### [Problem statement]
Copy each line of the data below with the word "ylabel".

### [Stored rows]
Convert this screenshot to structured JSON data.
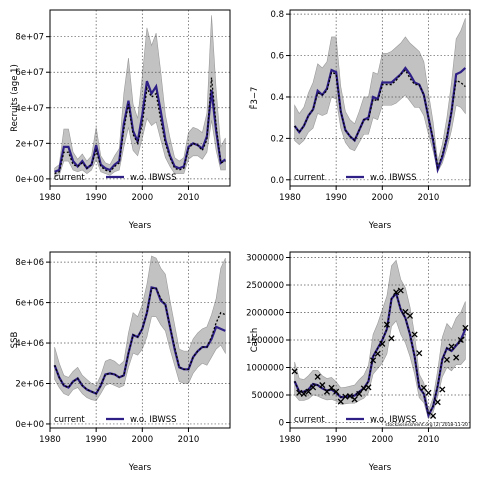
{
  "panels_note": "",
  "chart_data": [
    {
      "type": "line",
      "ylabel": "Recruits (age 1)",
      "xlabel": "Years",
      "xlim": [
        1980,
        2019
      ],
      "ylim": [
        -4000000,
        95000000
      ],
      "xticks": [
        1980,
        1990,
        2000,
        2010
      ],
      "yticks": [
        0,
        20000000,
        40000000,
        60000000,
        80000000
      ],
      "ytick_labels": [
        "0e+00",
        "2e+07",
        "4e+07",
        "6e+07",
        "8e+07"
      ],
      "grid": true,
      "legend": {
        "placement": "bottom-left",
        "entries": [
          "current",
          "w.o. IBWSS"
        ]
      },
      "x": [
        1981,
        1982,
        1983,
        1984,
        1985,
        1986,
        1987,
        1988,
        1989,
        1990,
        1991,
        1992,
        1993,
        1994,
        1995,
        1996,
        1997,
        1998,
        1999,
        2000,
        2001,
        2002,
        2003,
        2004,
        2005,
        2006,
        2007,
        2008,
        2009,
        2010,
        2011,
        2012,
        2013,
        2014,
        2015,
        2016,
        2017,
        2018
      ],
      "series": [
        {
          "name": "current",
          "values": [
            3000000,
            4000000,
            15000000,
            15000000,
            8000000,
            7000000,
            9000000,
            6000000,
            8000000,
            16000000,
            7000000,
            5000000,
            4000000,
            7000000,
            9000000,
            28000000,
            42000000,
            25000000,
            20000000,
            31000000,
            51000000,
            46000000,
            48000000,
            33000000,
            20000000,
            12000000,
            6000000,
            5000000,
            6000000,
            17000000,
            20000000,
            19000000,
            16000000,
            22000000,
            57000000,
            30000000,
            9000000,
            10000000
          ]
        },
        {
          "name": "w.o. IBWSS",
          "values": [
            4000000,
            5000000,
            18000000,
            18000000,
            10000000,
            7000000,
            10000000,
            6000000,
            8000000,
            19000000,
            8000000,
            6000000,
            5000000,
            8000000,
            10000000,
            31000000,
            44000000,
            27000000,
            21000000,
            36000000,
            55000000,
            48000000,
            52000000,
            38000000,
            22000000,
            13000000,
            7000000,
            6000000,
            7000000,
            18000000,
            20000000,
            19000000,
            17000000,
            24000000,
            50000000,
            27000000,
            9000000,
            11000000
          ]
        }
      ],
      "band_upper": [
        6000000,
        8000000,
        28000000,
        28000000,
        15000000,
        11000000,
        14000000,
        10000000,
        13000000,
        29000000,
        13000000,
        9000000,
        8000000,
        13000000,
        17000000,
        48000000,
        68000000,
        42000000,
        34000000,
        58000000,
        85000000,
        75000000,
        82000000,
        60000000,
        36000000,
        23000000,
        12000000,
        10000000,
        12000000,
        26000000,
        29000000,
        28000000,
        26000000,
        37000000,
        92000000,
        50000000,
        18000000,
        23000000
      ],
      "band_lower": [
        1000000,
        2000000,
        10000000,
        10000000,
        5000000,
        4000000,
        5000000,
        3000000,
        5000000,
        11000000,
        4000000,
        3000000,
        2000000,
        4000000,
        5000000,
        18000000,
        29000000,
        16000000,
        13000000,
        23000000,
        34000000,
        30000000,
        32000000,
        22000000,
        12000000,
        7000000,
        3000000,
        3000000,
        3000000,
        11000000,
        13000000,
        13000000,
        11000000,
        15000000,
        33000000,
        16000000,
        5000000,
        5000000
      ]
    },
    {
      "type": "line",
      "ylabel": "F̄3−7",
      "xlabel": "Years",
      "xlim": [
        1980,
        2019
      ],
      "ylim": [
        -0.03,
        0.82
      ],
      "xticks": [
        1980,
        1990,
        2000,
        2010
      ],
      "yticks": [
        0.0,
        0.2,
        0.4,
        0.6,
        0.8
      ],
      "ytick_labels": [
        "0.0",
        "0.2",
        "0.4",
        "0.6",
        "0.8"
      ],
      "grid": true,
      "legend": {
        "placement": "bottom-left",
        "entries": [
          "current",
          "w.o. IBWSS"
        ]
      },
      "x": [
        1981,
        1982,
        1983,
        1984,
        1985,
        1986,
        1987,
        1988,
        1989,
        1990,
        1991,
        1992,
        1993,
        1994,
        1995,
        1996,
        1997,
        1998,
        1999,
        2000,
        2001,
        2002,
        2003,
        2004,
        2005,
        2006,
        2007,
        2008,
        2009,
        2010,
        2011,
        2012,
        2013,
        2014,
        2015,
        2016,
        2017,
        2018
      ],
      "series": [
        {
          "name": "current",
          "values": [
            0.26,
            0.23,
            0.26,
            0.31,
            0.34,
            0.42,
            0.41,
            0.43,
            0.52,
            0.51,
            0.33,
            0.24,
            0.21,
            0.19,
            0.24,
            0.29,
            0.29,
            0.39,
            0.38,
            0.46,
            0.46,
            0.46,
            0.48,
            0.51,
            0.53,
            0.49,
            0.46,
            0.46,
            0.41,
            0.3,
            0.2,
            0.06,
            0.12,
            0.21,
            0.33,
            0.48,
            0.47,
            0.45
          ]
        },
        {
          "name": "w.o. IBWSS",
          "values": [
            0.26,
            0.23,
            0.26,
            0.31,
            0.34,
            0.43,
            0.41,
            0.44,
            0.53,
            0.52,
            0.33,
            0.24,
            0.21,
            0.19,
            0.24,
            0.29,
            0.3,
            0.4,
            0.39,
            0.47,
            0.47,
            0.47,
            0.49,
            0.51,
            0.54,
            0.51,
            0.47,
            0.46,
            0.41,
            0.3,
            0.19,
            0.05,
            0.11,
            0.2,
            0.33,
            0.51,
            0.52,
            0.54
          ]
        }
      ],
      "band_upper": [
        0.36,
        0.32,
        0.35,
        0.42,
        0.47,
        0.56,
        0.54,
        0.57,
        0.69,
        0.69,
        0.45,
        0.33,
        0.29,
        0.27,
        0.33,
        0.4,
        0.4,
        0.52,
        0.51,
        0.61,
        0.61,
        0.62,
        0.64,
        0.66,
        0.69,
        0.66,
        0.64,
        0.62,
        0.57,
        0.42,
        0.28,
        0.09,
        0.17,
        0.3,
        0.47,
        0.68,
        0.72,
        0.78
      ],
      "band_lower": [
        0.19,
        0.17,
        0.19,
        0.23,
        0.25,
        0.32,
        0.31,
        0.32,
        0.4,
        0.39,
        0.25,
        0.18,
        0.15,
        0.14,
        0.18,
        0.22,
        0.22,
        0.3,
        0.29,
        0.36,
        0.36,
        0.36,
        0.37,
        0.39,
        0.41,
        0.38,
        0.35,
        0.35,
        0.31,
        0.22,
        0.14,
        0.04,
        0.08,
        0.15,
        0.24,
        0.36,
        0.35,
        0.32
      ]
    },
    {
      "type": "line",
      "ylabel": "SSB",
      "xlabel": "Years",
      "xlim": [
        1980,
        2019
      ],
      "ylim": [
        -200000,
        8500000
      ],
      "xticks": [
        1980,
        1990,
        2000,
        2010
      ],
      "yticks": [
        0,
        2000000,
        4000000,
        6000000,
        8000000
      ],
      "ytick_labels": [
        "0e+00",
        "2e+06",
        "4e+06",
        "6e+06",
        "8e+06"
      ],
      "grid": true,
      "legend": {
        "placement": "bottom-left",
        "entries": [
          "current",
          "w.o. IBWSS"
        ]
      },
      "x": [
        1981,
        1982,
        1983,
        1984,
        1985,
        1986,
        1987,
        1988,
        1989,
        1990,
        1991,
        1992,
        1993,
        1994,
        1995,
        1996,
        1997,
        1998,
        1999,
        2000,
        2001,
        2002,
        2003,
        2004,
        2005,
        2006,
        2007,
        2008,
        2009,
        2010,
        2011,
        2012,
        2013,
        2014,
        2015,
        2016,
        2017,
        2018
      ],
      "series": [
        {
          "name": "current",
          "values": [
            2900000,
            2300000,
            1900000,
            1800000,
            2100000,
            2250000,
            1900000,
            1700000,
            1600000,
            1500000,
            1900000,
            2450000,
            2500000,
            2450000,
            2300000,
            2400000,
            3500000,
            4400000,
            4300000,
            4700000,
            5500000,
            6700000,
            6700000,
            6200000,
            5900000,
            4800000,
            3800000,
            2800000,
            2700000,
            2700000,
            3300000,
            3600000,
            3800000,
            3800000,
            4300000,
            5000000,
            5500000,
            5400000
          ]
        },
        {
          "name": "w.o. IBWSS",
          "values": [
            2900000,
            2300000,
            1900000,
            1800000,
            2100000,
            2250000,
            1900000,
            1700000,
            1600000,
            1500000,
            1900000,
            2450000,
            2500000,
            2450000,
            2300000,
            2400000,
            3500000,
            4400000,
            4300000,
            4700000,
            5500000,
            6750000,
            6700000,
            6100000,
            5900000,
            4800000,
            3700000,
            2800000,
            2700000,
            2700000,
            3300000,
            3600000,
            3800000,
            3800000,
            4200000,
            4800000,
            4700000,
            4600000
          ]
        }
      ],
      "band_upper": [
        3800000,
        3000000,
        2400000,
        2300000,
        2600000,
        2800000,
        2400000,
        2200000,
        2000000,
        1900000,
        2400000,
        3100000,
        3200000,
        3100000,
        2900000,
        3100000,
        4500000,
        5500000,
        5300000,
        5900000,
        6900000,
        8300000,
        8200000,
        7700000,
        7400000,
        6100000,
        4900000,
        3700000,
        3600000,
        3600000,
        4200000,
        4500000,
        4700000,
        4800000,
        5400000,
        6200000,
        7700000,
        8200000
      ],
      "band_lower": [
        2200000,
        1800000,
        1500000,
        1400000,
        1700000,
        1800000,
        1500000,
        1300000,
        1200000,
        1150000,
        1500000,
        1900000,
        2000000,
        1900000,
        1800000,
        1900000,
        2800000,
        3500000,
        3400000,
        3700000,
        4300000,
        5300000,
        5300000,
        4900000,
        4600000,
        3700000,
        2900000,
        2100000,
        2000000,
        2000000,
        2500000,
        2800000,
        3000000,
        2900000,
        3300000,
        3700000,
        3900000,
        3500000
      ]
    },
    {
      "type": "line",
      "ylabel": "Catch",
      "xlabel": "Years",
      "xlim": [
        1980,
        2019
      ],
      "ylim": [
        -100000,
        3100000
      ],
      "xticks": [
        1980,
        1990,
        2000,
        2010
      ],
      "yticks": [
        0,
        500000,
        1000000,
        1500000,
        2000000,
        2500000,
        3000000
      ],
      "ytick_labels": [
        "0",
        "500000",
        "1000000",
        "1500000",
        "2000000",
        "2500000",
        "3000000"
      ],
      "grid": true,
      "legend": {
        "placement": "bottom-left",
        "entries": [
          "current",
          "w.o. IBWSS"
        ]
      },
      "annotation": "stockassessment.org (2)  2018-11-20",
      "x": [
        1981,
        1982,
        1983,
        1984,
        1985,
        1986,
        1987,
        1988,
        1989,
        1990,
        1991,
        1992,
        1993,
        1994,
        1995,
        1996,
        1997,
        1998,
        1999,
        2000,
        2001,
        2002,
        2003,
        2004,
        2005,
        2006,
        2007,
        2008,
        2009,
        2010,
        2011,
        2012,
        2013,
        2014,
        2015,
        2016,
        2017,
        2018
      ],
      "series": [
        {
          "name": "current",
          "values": [
            750000,
            560000,
            560000,
            600000,
            700000,
            680000,
            620000,
            580000,
            600000,
            540000,
            460000,
            470000,
            480000,
            490000,
            560000,
            620000,
            750000,
            1200000,
            1350000,
            1500000,
            1700000,
            2250000,
            2350000,
            2050000,
            1900000,
            1600000,
            1200000,
            640000,
            520000,
            140000,
            300000,
            680000,
            1150000,
            1350000,
            1300000,
            1420000,
            1450000,
            1600000
          ]
        },
        {
          "name": "w.o. IBWSS",
          "values": [
            750000,
            560000,
            560000,
            600000,
            700000,
            680000,
            620000,
            580000,
            600000,
            540000,
            460000,
            470000,
            480000,
            490000,
            560000,
            620000,
            750000,
            1200000,
            1350000,
            1500000,
            1700000,
            2250000,
            2350000,
            2050000,
            1900000,
            1600000,
            1200000,
            640000,
            520000,
            130000,
            290000,
            660000,
            1150000,
            1350000,
            1300000,
            1400000,
            1500000,
            1700000
          ]
        }
      ],
      "band_upper": [
        1100000,
        800000,
        780000,
        850000,
        950000,
        950000,
        850000,
        800000,
        820000,
        740000,
        630000,
        640000,
        660000,
        680000,
        780000,
        860000,
        1040000,
        1600000,
        1800000,
        2050000,
        2300000,
        2850000,
        2950000,
        2600000,
        2450000,
        2100000,
        1600000,
        880000,
        720000,
        220000,
        450000,
        950000,
        1550000,
        1800000,
        1700000,
        1900000,
        2000000,
        2200000
      ],
      "band_lower": [
        500000,
        400000,
        400000,
        430000,
        500000,
        480000,
        440000,
        410000,
        420000,
        390000,
        330000,
        340000,
        350000,
        350000,
        400000,
        440000,
        540000,
        880000,
        980000,
        1080000,
        1250000,
        1750000,
        1850000,
        1600000,
        1450000,
        1200000,
        880000,
        450000,
        360000,
        70000,
        180000,
        470000,
        830000,
        1000000,
        940000,
        1050000,
        1050000,
        1150000
      ],
      "observed": {
        "x": [
          1981,
          1982,
          1983,
          1984,
          1985,
          1986,
          1987,
          1988,
          1989,
          1990,
          1991,
          1992,
          1993,
          1994,
          1995,
          1996,
          1997,
          1998,
          1999,
          2000,
          2001,
          2002,
          2003,
          2004,
          2005,
          2006,
          2007,
          2008,
          2009,
          2010,
          2011,
          2012,
          2013,
          2014,
          2015,
          2016,
          2017,
          2018
        ],
        "values": [
          930000,
          540000,
          520000,
          560000,
          640000,
          830000,
          680000,
          560000,
          630000,
          560000,
          380000,
          470000,
          480000,
          420000,
          520000,
          620000,
          640000,
          1130000,
          1250000,
          1430000,
          1780000,
          1530000,
          2370000,
          2400000,
          2010000,
          1940000,
          1600000,
          1260000,
          630000,
          540000,
          120000,
          370000,
          600000,
          1140000,
          1380000,
          1180000,
          1500000,
          1720000
        ]
      }
    }
  ]
}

### [Task solution]
      "ylabel": "Recruits (age 1)",
      "ylabel": "F̄3−7",
      "ylabel": "SSB",
      "ylabel": "Catch",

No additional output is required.